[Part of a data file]

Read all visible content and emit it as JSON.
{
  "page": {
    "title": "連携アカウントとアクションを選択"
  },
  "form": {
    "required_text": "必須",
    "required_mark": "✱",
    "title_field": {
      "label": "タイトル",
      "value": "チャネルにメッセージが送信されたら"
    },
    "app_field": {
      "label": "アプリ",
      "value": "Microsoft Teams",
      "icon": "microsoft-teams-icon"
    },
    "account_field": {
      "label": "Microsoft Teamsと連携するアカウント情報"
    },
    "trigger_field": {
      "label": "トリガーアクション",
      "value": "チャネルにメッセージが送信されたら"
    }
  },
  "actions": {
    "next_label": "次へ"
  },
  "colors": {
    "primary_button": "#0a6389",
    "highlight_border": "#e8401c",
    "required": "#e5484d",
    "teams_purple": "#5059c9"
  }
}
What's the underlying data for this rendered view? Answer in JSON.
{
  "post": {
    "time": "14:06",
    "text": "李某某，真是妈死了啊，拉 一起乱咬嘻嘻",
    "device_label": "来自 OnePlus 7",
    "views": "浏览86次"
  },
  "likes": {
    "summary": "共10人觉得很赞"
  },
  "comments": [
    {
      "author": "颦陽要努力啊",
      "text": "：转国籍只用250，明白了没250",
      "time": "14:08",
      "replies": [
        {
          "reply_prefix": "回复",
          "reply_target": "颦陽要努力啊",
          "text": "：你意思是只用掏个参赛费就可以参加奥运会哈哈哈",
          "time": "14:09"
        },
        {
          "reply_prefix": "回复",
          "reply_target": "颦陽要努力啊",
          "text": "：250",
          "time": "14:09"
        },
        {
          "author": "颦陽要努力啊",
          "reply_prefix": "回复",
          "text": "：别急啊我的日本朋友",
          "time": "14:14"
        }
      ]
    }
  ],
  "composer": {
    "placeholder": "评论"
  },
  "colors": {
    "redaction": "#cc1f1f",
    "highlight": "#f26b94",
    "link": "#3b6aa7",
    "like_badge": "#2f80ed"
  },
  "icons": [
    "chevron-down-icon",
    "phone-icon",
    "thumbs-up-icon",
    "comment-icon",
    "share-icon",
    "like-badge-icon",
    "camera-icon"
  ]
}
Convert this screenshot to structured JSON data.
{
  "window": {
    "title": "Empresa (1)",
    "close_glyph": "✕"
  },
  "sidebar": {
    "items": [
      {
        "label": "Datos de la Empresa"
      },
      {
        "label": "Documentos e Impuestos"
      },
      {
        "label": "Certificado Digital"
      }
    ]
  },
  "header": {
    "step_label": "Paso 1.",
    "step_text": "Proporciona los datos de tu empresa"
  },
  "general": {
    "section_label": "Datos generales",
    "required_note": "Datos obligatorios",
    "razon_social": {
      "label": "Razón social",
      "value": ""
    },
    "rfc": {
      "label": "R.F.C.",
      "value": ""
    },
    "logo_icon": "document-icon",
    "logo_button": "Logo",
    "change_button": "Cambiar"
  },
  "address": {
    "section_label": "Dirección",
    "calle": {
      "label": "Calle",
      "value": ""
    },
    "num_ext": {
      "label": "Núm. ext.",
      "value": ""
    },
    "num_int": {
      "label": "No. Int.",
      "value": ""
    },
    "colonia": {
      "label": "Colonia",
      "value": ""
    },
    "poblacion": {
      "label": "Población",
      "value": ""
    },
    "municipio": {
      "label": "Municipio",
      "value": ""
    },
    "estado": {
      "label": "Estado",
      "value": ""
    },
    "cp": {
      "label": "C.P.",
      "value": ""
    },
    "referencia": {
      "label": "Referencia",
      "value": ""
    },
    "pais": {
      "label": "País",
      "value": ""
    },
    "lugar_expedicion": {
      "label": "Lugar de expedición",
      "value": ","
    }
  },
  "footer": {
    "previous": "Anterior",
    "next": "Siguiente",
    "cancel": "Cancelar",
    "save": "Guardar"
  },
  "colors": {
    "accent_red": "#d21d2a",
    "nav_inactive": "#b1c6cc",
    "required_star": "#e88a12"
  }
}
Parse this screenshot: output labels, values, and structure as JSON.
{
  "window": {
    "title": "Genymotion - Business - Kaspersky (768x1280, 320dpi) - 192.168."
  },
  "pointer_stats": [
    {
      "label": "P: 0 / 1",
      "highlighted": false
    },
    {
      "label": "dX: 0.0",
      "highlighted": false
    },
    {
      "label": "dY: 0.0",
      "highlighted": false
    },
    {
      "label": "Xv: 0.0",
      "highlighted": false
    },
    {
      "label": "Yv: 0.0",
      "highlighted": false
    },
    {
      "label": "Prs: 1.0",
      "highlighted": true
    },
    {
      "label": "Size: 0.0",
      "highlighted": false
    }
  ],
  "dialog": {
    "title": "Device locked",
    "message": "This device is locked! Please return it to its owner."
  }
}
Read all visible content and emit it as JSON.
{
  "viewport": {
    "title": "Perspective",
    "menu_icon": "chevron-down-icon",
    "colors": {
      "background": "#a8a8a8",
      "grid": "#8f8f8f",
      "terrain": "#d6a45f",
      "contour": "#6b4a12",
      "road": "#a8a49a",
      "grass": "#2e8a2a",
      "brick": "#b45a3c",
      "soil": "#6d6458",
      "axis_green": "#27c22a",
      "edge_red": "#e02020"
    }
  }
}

◆ **EXERCISE**: Reproduce the records above exactly.

◆ **OUTPUT BELOW**:
Read all visible content and emit it as JSON.
{
  "page": {
    "title": "連携アカウントとアクションを選択"
  },
  "form": {
    "required_text": "必須",
    "required_mark": "✱",
    "title_field": {
      "label": "タイトル",
      "value": "チャネルにメッセージが送信されたら"
    },
    "app_field": {
      "label": "アプリ",
      "value": "Microsoft Teams",
      "icon": "microsoft-teams-icon"
    },
    "account_field": {
      "label": "Microsoft Teamsと連携するアカウント情報"
    },
    "trigger_field": {
      "label": "トリガーアクション",
      "value": "チャネルにメッセージが送信されたら"
    }
  },
  "actions": {
    "next_label": "次へ"
  },
  "colors": {
    "primary_button": "#0a6389",
    "highlight_border": "#e8401c",
    "required": "#e5484d",
    "teams_purple": "#5059c9"
  }
}
What's the underlying data for this rendered view? Answer in JSON.
{
  "post": {
    "time": "14:06",
    "text": "李某某，真是妈死了啊，拉 一起乱咬嘻嘻",
    "device_label": "来自 OnePlus 7",
    "views": "浏览86次"
  },
  "likes": {
    "summary": "共10人觉得很赞"
  },
  "comments": [
    {
      "author": "颦陽要努力啊",
      "text": "：转国籍只用250，明白了没250",
      "time": "14:08",
      "replies": [
        {
          "reply_prefix": "回复",
          "reply_target": "颦陽要努力啊",
          "text": "：你意思是只用掏个参赛费就可以参加奥运会哈哈哈",
          "time": "14:09"
        },
        {
          "reply_prefix": "回复",
          "reply_target": "颦陽要努力啊",
          "text": "：250",
          "time": "14:09"
        },
        {
          "author": "颦陽要努力啊",
          "reply_prefix": "回复",
          "text": "：别急啊我的日本朋友",
          "time": "14:14"
        }
      ]
    }
  ],
  "composer": {
    "placeholder": "评论"
  },
  "colors": {
    "redaction": "#cc1f1f",
    "highlight": "#f26b94",
    "link": "#3b6aa7",
    "like_badge": "#2f80ed"
  },
  "icons": [
    "chevron-down-icon",
    "phone-icon",
    "thumbs-up-icon",
    "comment-icon",
    "share-icon",
    "like-badge-icon",
    "camera-icon"
  ]
}
Convert this screenshot to structured JSON data.
{
  "window": {
    "title": "Empresa (1)",
    "close_glyph": "✕"
  },
  "sidebar": {
    "items": [
      {
        "label": "Datos de la Empresa"
      },
      {
        "label": "Documentos e Impuestos"
      },
      {
        "label": "Certificado Digital"
      }
    ]
  },
  "header": {
    "step_label": "Paso 1.",
    "step_text": "Proporciona los datos de tu empresa"
  },
  "general": {
    "section_label": "Datos generales",
    "required_note": "Datos obligatorios",
    "razon_social": {
      "label": "Razón social",
      "value": ""
    },
    "rfc": {
      "label": "R.F.C.",
      "value": ""
    },
    "logo_icon": "document-icon",
    "logo_button": "Logo",
    "change_button": "Cambiar"
  },
  "address": {
    "section_label": "Dirección",
    "calle": {
      "label": "Calle",
      "value": ""
    },
    "num_ext": {
      "label": "Núm. ext.",
      "value": ""
    },
    "num_int": {
      "label": "No. Int.",
      "value": ""
    },
    "colonia": {
      "label": "Colonia",
      "value": ""
    },
    "poblacion": {
      "label": "Población",
      "value": ""
    },
    "municipio": {
      "label": "Municipio",
      "value": ""
    },
    "estado": {
      "label": "Estado",
      "value": ""
    },
    "cp": {
      "label": "C.P.",
      "value": ""
    },
    "referencia": {
      "label": "Referencia",
      "value": ""
    },
    "pais": {
      "label": "País",
      "value": ""
    },
    "lugar_expedicion": {
      "label": "Lugar de expedición",
      "value": ","
    }
  },
  "footer": {
    "previous": "Anterior",
    "next": "Siguiente",
    "cancel": "Cancelar",
    "save": "Guardar"
  },
  "colors": {
    "accent_red": "#d21d2a",
    "nav_inactive": "#b1c6cc",
    "required_star": "#e88a12"
  }
}
Parse this screenshot: output labels, values, and structure as JSON.
{
  "window": {
    "title": "Genymotion - Business - Kaspersky (768x1280, 320dpi) - 192.168."
  },
  "pointer_stats": [
    {
      "label": "P: 0 / 1",
      "highlighted": false
    },
    {
      "label": "dX: 0.0",
      "highlighted": false
    },
    {
      "label": "dY: 0.0",
      "highlighted": false
    },
    {
      "label": "Xv: 0.0",
      "highlighted": false
    },
    {
      "label": "Yv: 0.0",
      "highlighted": false
    },
    {
      "label": "Prs: 1.0",
      "highlighted": true
    },
    {
      "label": "Size: 0.0",
      "highlighted": false
    }
  ],
  "dialog": {
    "title": "Device locked",
    "message": "This device is locked! Please return it to its owner."
  }
}
Read all visible content and emit it as JSON.
{
  "viewport": {
    "title": "Perspective",
    "menu_icon": "chevron-down-icon",
    "colors": {
      "background": "#a8a8a8",
      "grid": "#8f8f8f",
      "terrain": "#d6a45f",
      "contour": "#6b4a12",
      "road": "#a8a49a",
      "grass": "#2e8a2a",
      "brick": "#b45a3c",
      "soil": "#6d6458",
      "axis_green": "#27c22a",
      "edge_red": "#e02020"
    }
  }
}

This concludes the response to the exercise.